Dataset entries
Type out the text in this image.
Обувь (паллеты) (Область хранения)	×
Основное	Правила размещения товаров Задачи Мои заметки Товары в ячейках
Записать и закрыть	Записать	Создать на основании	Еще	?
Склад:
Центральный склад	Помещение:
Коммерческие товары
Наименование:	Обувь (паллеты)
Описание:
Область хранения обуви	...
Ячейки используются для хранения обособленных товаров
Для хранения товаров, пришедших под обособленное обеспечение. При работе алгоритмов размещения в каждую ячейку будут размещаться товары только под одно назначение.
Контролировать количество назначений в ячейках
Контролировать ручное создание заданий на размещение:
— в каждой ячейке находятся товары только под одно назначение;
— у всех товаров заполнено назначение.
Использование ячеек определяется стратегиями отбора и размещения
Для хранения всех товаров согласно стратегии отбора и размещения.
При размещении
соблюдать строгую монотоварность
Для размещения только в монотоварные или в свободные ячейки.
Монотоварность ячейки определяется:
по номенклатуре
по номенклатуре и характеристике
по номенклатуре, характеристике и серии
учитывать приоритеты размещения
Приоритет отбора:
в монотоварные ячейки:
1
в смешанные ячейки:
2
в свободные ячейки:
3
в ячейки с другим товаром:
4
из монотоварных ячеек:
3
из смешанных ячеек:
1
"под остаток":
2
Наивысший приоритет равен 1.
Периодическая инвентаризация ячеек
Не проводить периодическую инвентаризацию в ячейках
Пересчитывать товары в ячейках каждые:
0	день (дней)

- REQUIREMENT
Each record above should be repeated exactly as it appears.

- FINISHED TASK
Type out the text in this image.
Обувь (паллеты) (Область хранения)	×
Основное	Правила размещения товаров Задачи Мои заметки Товары в ячейках
Записать и закрыть	Записать	Создать на основании	Еще	?
Склад:
Центральный склад	Помещение:
Коммерческие товары
Наименование:	Обувь (паллеты)
Описание:
Область хранения обуви	...
Ячейки используются для хранения обособленных товаров
Для хранения товаров, пришедших под обособленное обеспечение. При работе алгоритмов размещения в каждую ячейку будут размещаться товары только под одно назначение.
Контролировать количество назначений в ячейках
Контролировать ручное создание заданий на размещение:
— в каждой ячейке находятся товары только под одно назначение;
— у всех товаров заполнено назначение.
Использование ячеек определяется стратегиями отбора и размещения
Для хранения всех товаров согласно стратегии отбора и размещения.
При размещении
соблюдать строгую монотоварность
Для размещения только в монотоварные или в свободные ячейки.
Монотоварность ячейки определяется:
по номенклатуре
по номенклатуре и характеристике
по номенклатуре, характеристике и серии
учитывать приоритеты размещения
Приоритет отбора:
в монотоварные ячейки:
1
в смешанные ячейки:
2
в свободные ячейки:
3
в ячейки с другим товаром:
4
из монотоварных ячеек:
3
из смешанных ячеек:
1
"под остаток":
2
Наивысший приоритет равен 1.
Периодическая инвентаризация ячеек
Не проводить периодическую инвентаризацию в ячейках
Пересчитывать товары в ячейках каждые:
0	день (дней)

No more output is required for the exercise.